[begin STORED DATA]
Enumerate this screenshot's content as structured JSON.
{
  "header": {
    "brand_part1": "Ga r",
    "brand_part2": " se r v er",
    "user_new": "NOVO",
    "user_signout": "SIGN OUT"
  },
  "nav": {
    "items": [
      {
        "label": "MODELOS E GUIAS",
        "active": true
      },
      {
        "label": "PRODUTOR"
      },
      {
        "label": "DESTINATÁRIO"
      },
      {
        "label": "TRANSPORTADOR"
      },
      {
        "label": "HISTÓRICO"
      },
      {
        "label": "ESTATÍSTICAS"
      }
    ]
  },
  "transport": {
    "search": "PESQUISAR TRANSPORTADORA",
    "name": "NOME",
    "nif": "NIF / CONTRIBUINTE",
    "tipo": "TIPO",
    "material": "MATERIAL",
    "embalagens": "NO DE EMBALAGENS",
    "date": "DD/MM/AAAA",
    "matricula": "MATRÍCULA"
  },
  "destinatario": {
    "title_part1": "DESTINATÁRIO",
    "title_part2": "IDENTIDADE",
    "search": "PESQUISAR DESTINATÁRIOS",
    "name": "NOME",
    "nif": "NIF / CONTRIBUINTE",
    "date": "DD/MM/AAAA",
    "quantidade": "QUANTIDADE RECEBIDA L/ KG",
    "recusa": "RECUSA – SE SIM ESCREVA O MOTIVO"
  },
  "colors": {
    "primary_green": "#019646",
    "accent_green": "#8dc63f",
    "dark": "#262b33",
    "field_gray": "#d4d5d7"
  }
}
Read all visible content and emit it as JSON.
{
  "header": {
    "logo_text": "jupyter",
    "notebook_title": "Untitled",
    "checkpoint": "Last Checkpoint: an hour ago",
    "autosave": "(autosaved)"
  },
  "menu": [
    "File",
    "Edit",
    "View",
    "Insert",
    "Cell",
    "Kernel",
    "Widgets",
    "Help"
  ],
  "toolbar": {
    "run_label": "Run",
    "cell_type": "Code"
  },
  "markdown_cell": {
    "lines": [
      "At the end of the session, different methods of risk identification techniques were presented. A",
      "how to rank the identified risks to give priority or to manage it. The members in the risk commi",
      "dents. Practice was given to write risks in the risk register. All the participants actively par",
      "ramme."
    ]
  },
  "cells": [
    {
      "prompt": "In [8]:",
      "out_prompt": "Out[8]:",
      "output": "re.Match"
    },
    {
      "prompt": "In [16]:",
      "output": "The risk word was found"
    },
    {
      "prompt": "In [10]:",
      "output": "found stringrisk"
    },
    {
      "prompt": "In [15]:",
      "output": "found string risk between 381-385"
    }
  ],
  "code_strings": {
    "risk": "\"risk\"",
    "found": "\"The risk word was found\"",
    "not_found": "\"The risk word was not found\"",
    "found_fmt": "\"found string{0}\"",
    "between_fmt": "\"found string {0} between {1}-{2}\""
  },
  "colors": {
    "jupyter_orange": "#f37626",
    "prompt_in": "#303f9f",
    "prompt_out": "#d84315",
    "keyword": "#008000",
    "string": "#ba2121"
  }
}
[end STORED DATA]
[begin STORED DATA]
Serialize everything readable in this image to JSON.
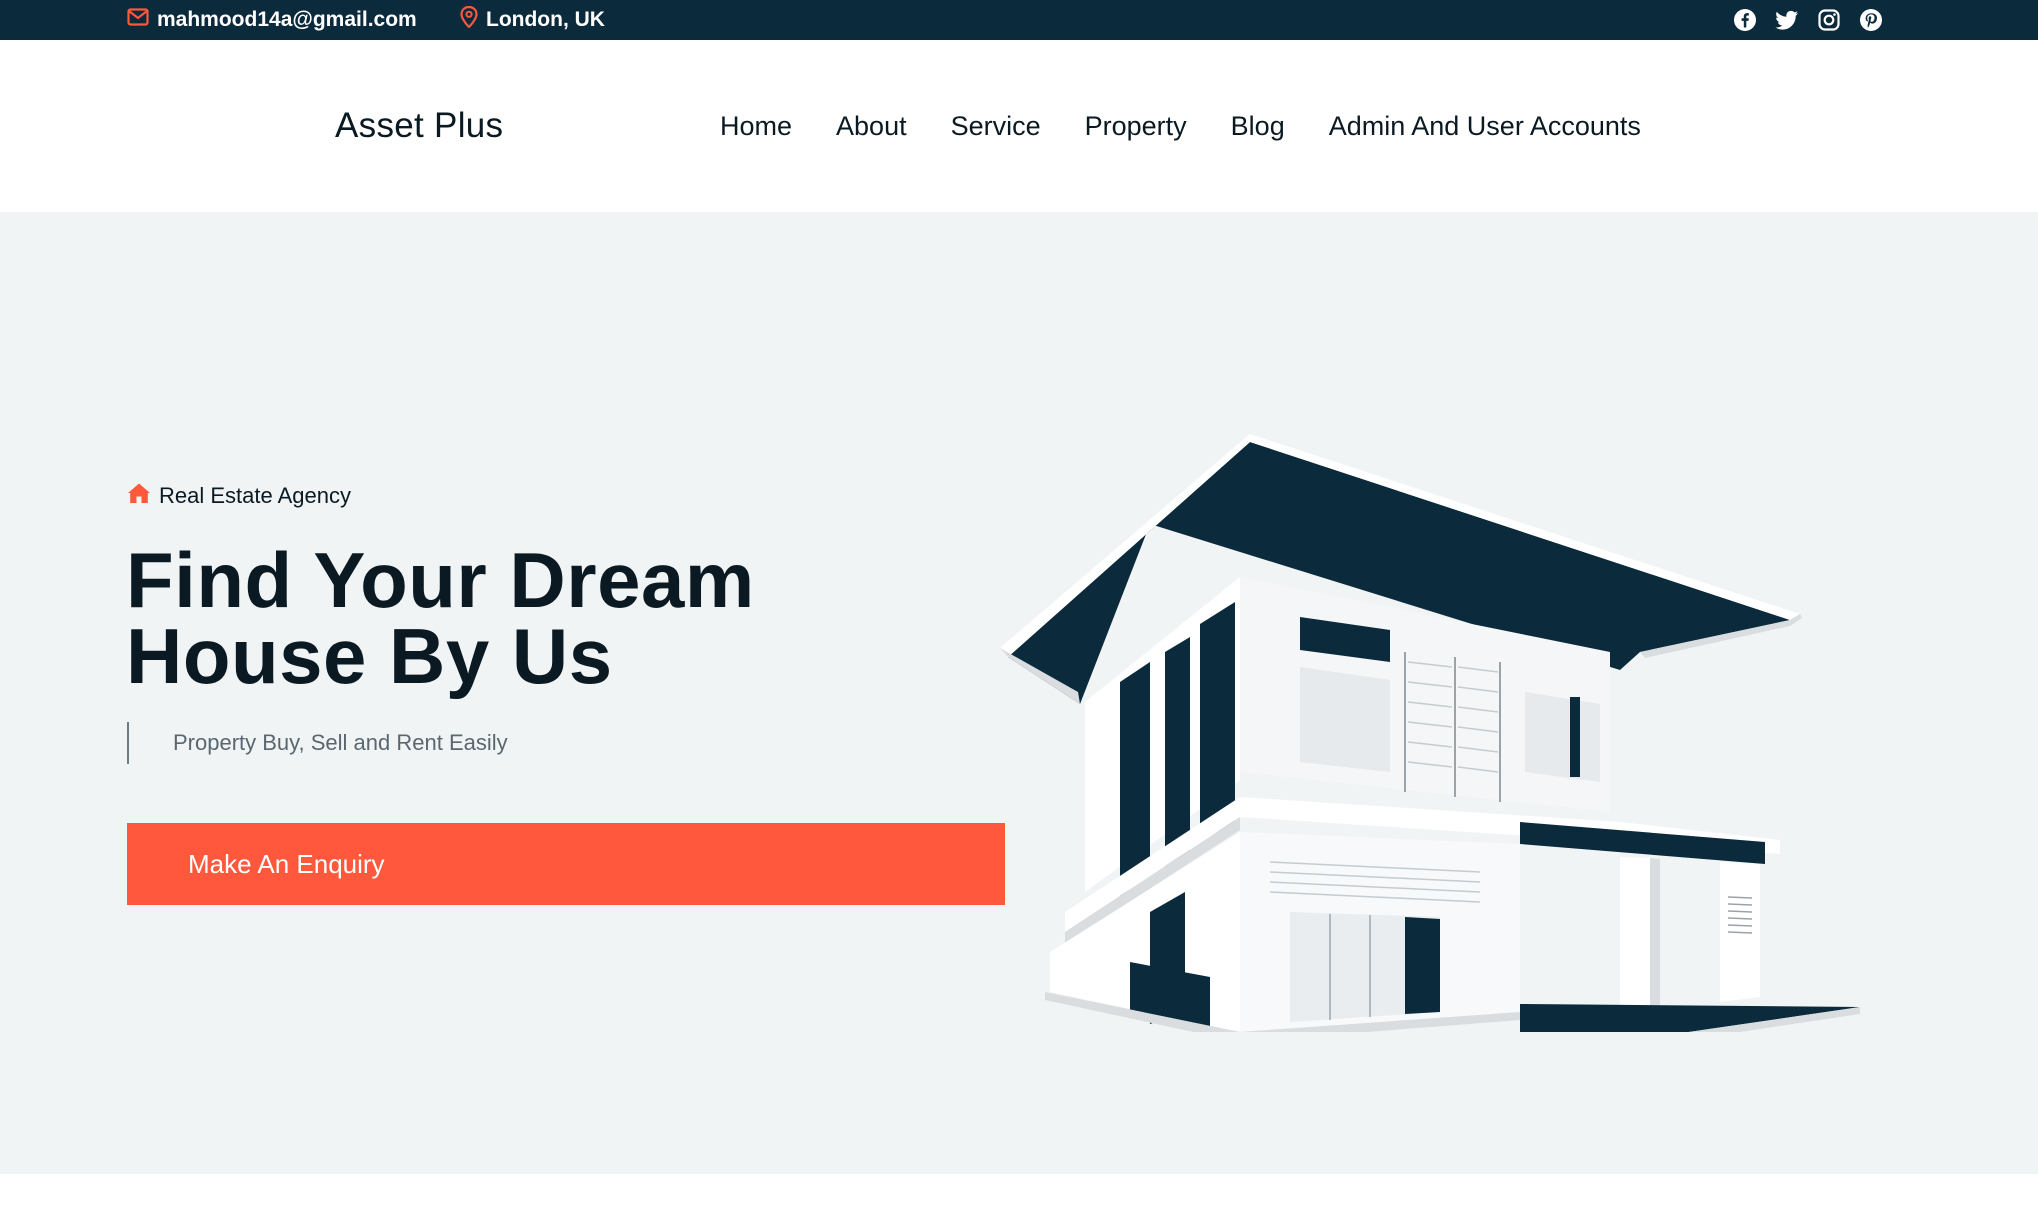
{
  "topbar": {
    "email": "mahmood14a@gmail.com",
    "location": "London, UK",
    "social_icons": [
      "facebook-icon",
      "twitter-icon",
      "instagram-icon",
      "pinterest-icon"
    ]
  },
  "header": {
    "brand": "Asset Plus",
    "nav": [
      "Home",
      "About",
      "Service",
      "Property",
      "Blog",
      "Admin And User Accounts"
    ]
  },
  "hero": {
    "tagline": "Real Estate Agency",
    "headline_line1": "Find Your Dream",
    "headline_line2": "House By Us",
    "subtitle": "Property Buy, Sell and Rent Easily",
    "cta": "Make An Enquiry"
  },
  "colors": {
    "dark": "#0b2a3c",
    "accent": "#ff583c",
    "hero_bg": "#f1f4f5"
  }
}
[end STORED DATA]
WHAT THE EXERCISE ASKS
In the entries above, identify each line that includes the string "between", then copy it.

WORKED ANSWER
      "output": "found string risk between 381-385"
    "between_fmt": "\"found string {0} between {1}-{2}\""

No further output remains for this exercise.